Dataset records
+ + + + + + +
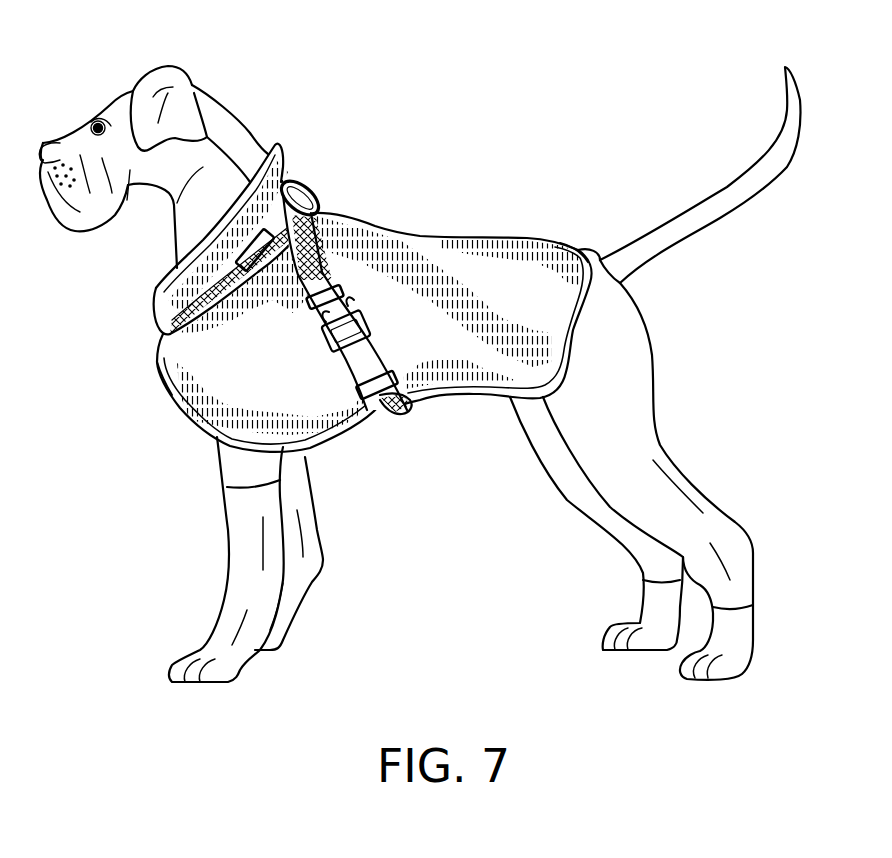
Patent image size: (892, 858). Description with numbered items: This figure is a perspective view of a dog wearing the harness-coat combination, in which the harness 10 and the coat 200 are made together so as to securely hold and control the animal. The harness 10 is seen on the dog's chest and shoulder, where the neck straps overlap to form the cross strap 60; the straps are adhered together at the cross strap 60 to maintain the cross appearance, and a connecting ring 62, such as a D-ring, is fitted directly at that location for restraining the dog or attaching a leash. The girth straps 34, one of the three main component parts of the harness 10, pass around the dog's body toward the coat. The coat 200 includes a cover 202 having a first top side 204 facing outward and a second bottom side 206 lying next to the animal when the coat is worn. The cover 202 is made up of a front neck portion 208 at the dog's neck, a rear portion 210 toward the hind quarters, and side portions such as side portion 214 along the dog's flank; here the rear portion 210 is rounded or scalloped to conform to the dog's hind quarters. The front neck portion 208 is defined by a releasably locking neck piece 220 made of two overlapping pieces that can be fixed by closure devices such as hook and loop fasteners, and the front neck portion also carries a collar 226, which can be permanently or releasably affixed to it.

The harness 10 is at (259, 285).
The girth straps 34 is at (375, 375).
The cross strap 60 is at (367, 295).
The connecting ring 62 is at (292, 185).
The coat 200 is at (344, 331).
The cover 202 is at (493, 250).
The first top side 204 is at (423, 247).
The second bottom side 206 is at (350, 445).
The front neck portion 208 is at (184, 239).
The rear portion 210 is at (580, 250).
The side portion 214 is at (488, 360).
The releasably locking neck piece 220 is at (167, 393).
The collar 226 is at (215, 245).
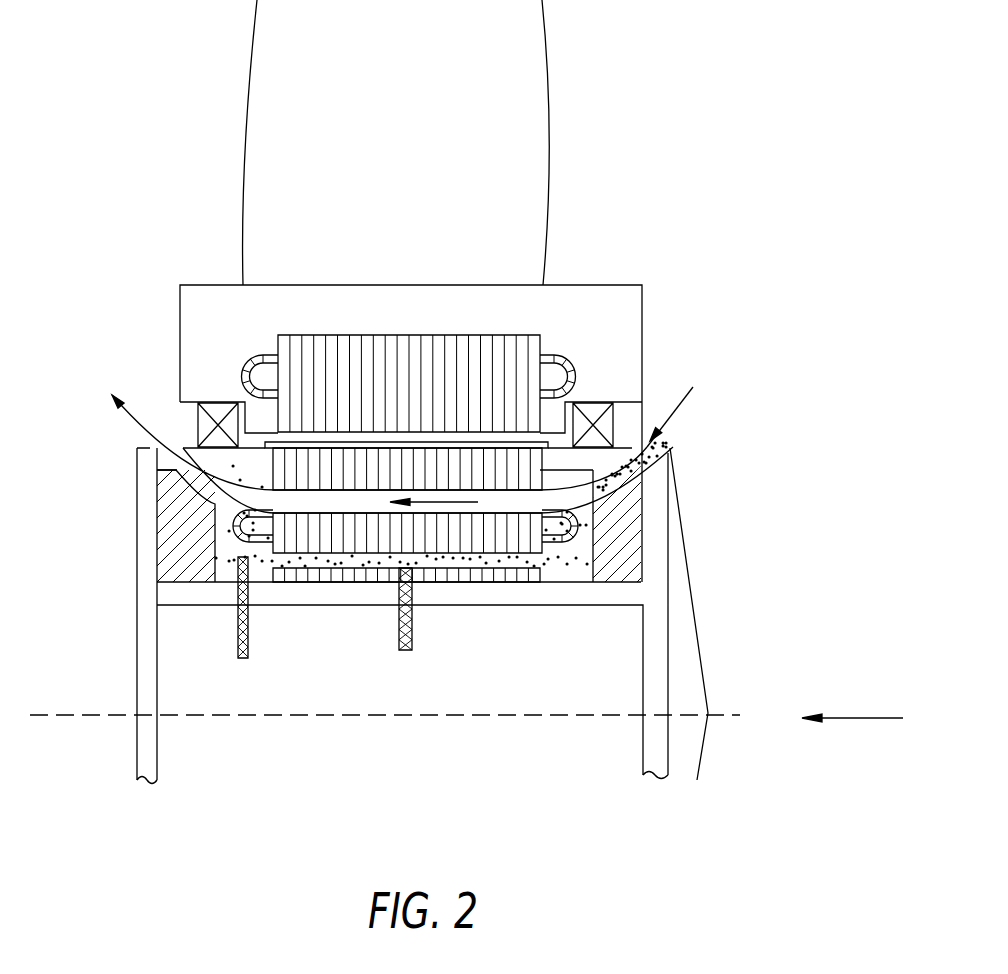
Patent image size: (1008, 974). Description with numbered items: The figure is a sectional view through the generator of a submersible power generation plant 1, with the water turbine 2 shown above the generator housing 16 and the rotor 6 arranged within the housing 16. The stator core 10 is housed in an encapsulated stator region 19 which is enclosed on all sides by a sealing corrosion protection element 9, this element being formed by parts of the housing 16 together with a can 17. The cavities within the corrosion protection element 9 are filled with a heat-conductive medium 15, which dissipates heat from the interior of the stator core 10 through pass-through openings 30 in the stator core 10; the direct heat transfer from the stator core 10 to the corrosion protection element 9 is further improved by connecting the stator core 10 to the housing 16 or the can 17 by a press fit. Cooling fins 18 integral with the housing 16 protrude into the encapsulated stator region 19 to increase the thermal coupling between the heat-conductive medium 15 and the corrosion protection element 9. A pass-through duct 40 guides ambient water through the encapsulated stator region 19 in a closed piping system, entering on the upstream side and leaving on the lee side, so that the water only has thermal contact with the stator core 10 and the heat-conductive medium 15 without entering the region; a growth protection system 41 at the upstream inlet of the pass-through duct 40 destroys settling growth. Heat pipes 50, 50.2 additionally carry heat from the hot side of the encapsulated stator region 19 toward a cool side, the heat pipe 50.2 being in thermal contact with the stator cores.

The submersible power generation plant 1 is at (689, 643).
The water turbine 2 is at (517, 153).
The rotor 6 is at (538, 337).
The corrosion protection element 9 is at (148, 480).
The stator core 10 is at (338, 533).
The heat-conductive medium 15 is at (225, 567).
The housing 16 is at (145, 528).
The can 17 is at (540, 437).
The cooling fin 18 is at (618, 560).
The encapsulated stator region 19 is at (573, 566).
The pass-through opening in stator core 30 is at (487, 575).
The pass-through duct 40 is at (608, 483).
The growth protection system 41 is at (650, 452).
The heat pipe 50 is at (238, 637).
The heat pipe 50.2 is at (412, 632).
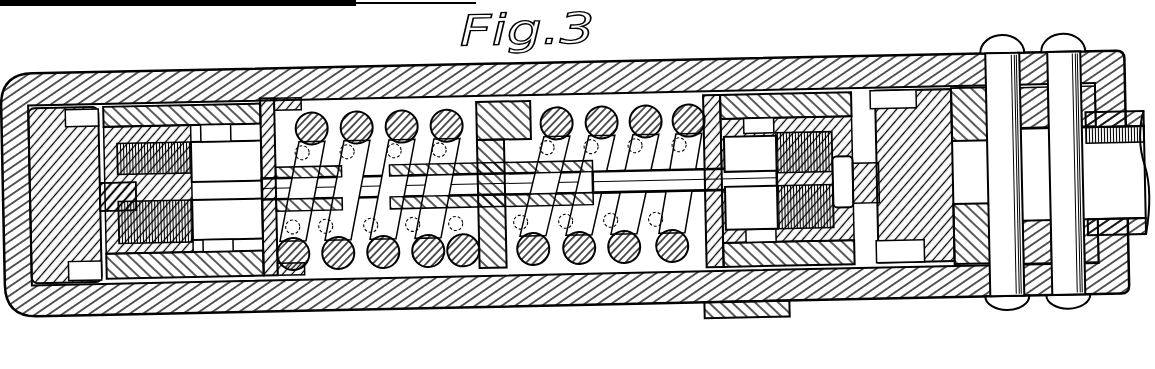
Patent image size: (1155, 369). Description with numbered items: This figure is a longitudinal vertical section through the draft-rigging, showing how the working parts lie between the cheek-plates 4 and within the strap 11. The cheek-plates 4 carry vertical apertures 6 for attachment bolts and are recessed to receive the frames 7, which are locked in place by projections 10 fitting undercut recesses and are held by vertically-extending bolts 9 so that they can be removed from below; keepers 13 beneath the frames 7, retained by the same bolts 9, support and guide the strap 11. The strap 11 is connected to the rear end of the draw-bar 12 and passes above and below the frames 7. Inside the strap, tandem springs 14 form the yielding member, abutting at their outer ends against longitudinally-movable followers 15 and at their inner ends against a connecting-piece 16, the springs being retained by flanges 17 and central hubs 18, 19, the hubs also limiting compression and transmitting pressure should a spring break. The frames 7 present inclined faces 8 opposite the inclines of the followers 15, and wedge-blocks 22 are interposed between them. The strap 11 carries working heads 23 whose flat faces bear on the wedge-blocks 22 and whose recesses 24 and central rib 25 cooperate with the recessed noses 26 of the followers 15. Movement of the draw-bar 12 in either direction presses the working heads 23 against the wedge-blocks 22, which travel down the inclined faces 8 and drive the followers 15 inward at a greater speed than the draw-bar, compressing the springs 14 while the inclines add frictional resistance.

The cheek-plates 4 is at (393, 7).
The vertical apertures 6 is at (70, 8).
The frames 7 is at (200, 106).
The inclined faces 8 is at (155, 10).
The vertically-extending bolts 9 is at (215, 11).
The projections 10 is at (266, 12).
The strap 11 is at (297, 112).
The draw-bar 12 is at (1085, 174).
The keepers 13 is at (747, 321).
The tandem springs 14 is at (432, 276).
The followers 15 is at (477, 183).
The connecting-piece 16 is at (519, 184).
The flanges 17 is at (685, 110).
The central hubs 18 is at (491, 187).
The central hubs 19 is at (520, 185).
The wedge-blocks 22 is at (116, 9).
The working heads 23 is at (63, 110).
The recesses 24 is at (907, 328).
The central rib 25 is at (450, 204).
The recessed noses 26 is at (866, 122).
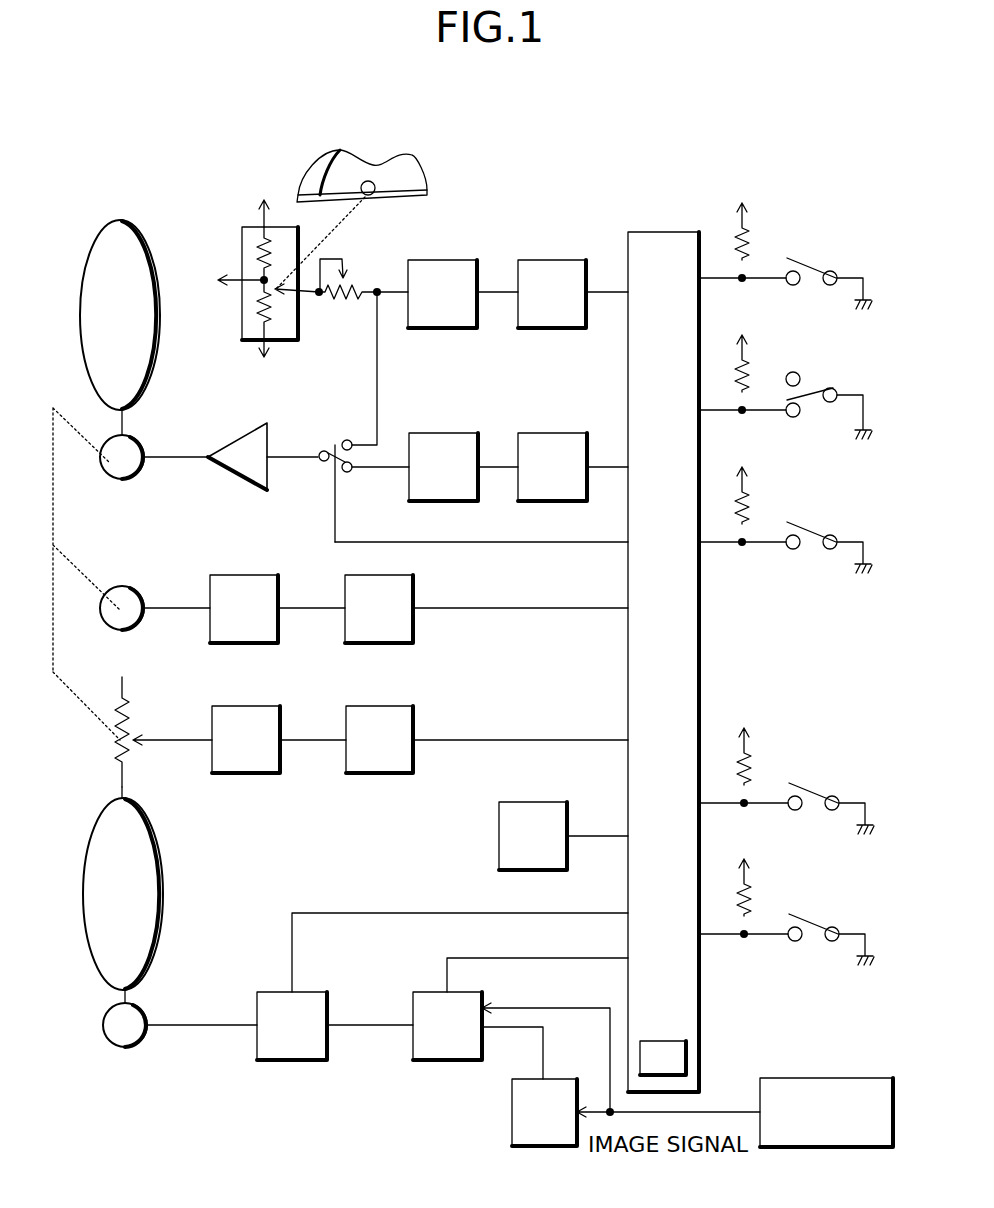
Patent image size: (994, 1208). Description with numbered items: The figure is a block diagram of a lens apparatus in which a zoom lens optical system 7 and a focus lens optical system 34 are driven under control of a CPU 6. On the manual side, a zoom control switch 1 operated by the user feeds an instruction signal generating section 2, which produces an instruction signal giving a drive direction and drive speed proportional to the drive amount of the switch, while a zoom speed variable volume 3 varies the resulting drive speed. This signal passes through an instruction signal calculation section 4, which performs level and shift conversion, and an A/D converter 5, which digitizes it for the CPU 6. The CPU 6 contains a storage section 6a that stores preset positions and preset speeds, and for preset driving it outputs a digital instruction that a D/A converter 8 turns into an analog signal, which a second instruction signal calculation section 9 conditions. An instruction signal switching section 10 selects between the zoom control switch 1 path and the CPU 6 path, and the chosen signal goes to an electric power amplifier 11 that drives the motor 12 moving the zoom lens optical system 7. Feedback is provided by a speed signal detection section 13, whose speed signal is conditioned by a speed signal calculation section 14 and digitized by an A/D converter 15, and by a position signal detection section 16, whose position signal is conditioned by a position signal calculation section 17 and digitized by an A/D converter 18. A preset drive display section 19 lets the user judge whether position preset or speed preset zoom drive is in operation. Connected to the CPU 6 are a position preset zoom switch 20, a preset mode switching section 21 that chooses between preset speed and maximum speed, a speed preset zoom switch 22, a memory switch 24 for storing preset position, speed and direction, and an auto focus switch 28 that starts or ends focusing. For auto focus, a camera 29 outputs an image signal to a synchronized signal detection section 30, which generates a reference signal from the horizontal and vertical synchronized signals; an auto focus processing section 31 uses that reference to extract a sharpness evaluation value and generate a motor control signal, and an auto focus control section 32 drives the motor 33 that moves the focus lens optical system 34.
+ + + + + + +
Given instruction
Output the rows from the start through the line holding "The collar 226 is at (215, 245).", both ends included, as a two-column CSV with the columns description and locations. Give one CSV line per row, put each field in quotes with its line breaks changed to spaces, and leave out the pictures.

Answer
description,locations
"Patent image size: (892, 858). Description with numbered items: This figure is a perspective view of a dog wearing the harness-coat combination, in which the harness 10 and the coat 200 are made together so as to securely hold and control the animal. The harness 10 is seen on the dog's chest and shoulder, where the neck straps overlap to form the cross strap 60; the straps are adhered together at the cross strap 60 to maintain the cross appearance, and a connecting ring 62, such as a D-ring, is fitted directly at that location for restraining the dog or attaching a leash. The girth straps 34, one of the three main component parts of the harness 10, pass around the dog's body toward the coat. The coat 200 includes a cover 202 having a first top side 204 facing outward and a second bottom side 206 lying next to the animal when the coat is worn. The cover 202 is made up of a front neck portion 208 at the dog's neck, a rear portion 210 toward the hind quarters, and side portions such as side portion 214 along the dog's flank; here the rear portion 210 is rounded or scalloped to conform to the dog's hind quarters. The front neck portion 208 is defined by a releasably locking neck piece 220 made of two overlapping pieces that can be fixed by closure devices such as hook and loop fasteners, and the front neck portion also carries a collar 226, which can be permanently or releasably affixed to it.","The harness 10 is at (259, 285). The girth straps 34 is at (375, 375). The cross strap 60 is at (367, 295). The connecting ring 62 is at (292, 185). The coat 200 is at (344, 331). The cover 202 is at (493, 250). The first top side 204 is at (423, 247). The second bottom side 206 is at (350, 445). The front neck portion 208 is at (184, 239). The rear portion 210 is at (580, 250). The side portion 214 is at (488, 360). The releasably locking neck piece 220 is at (167, 393). The collar 226 is at (215, 245)."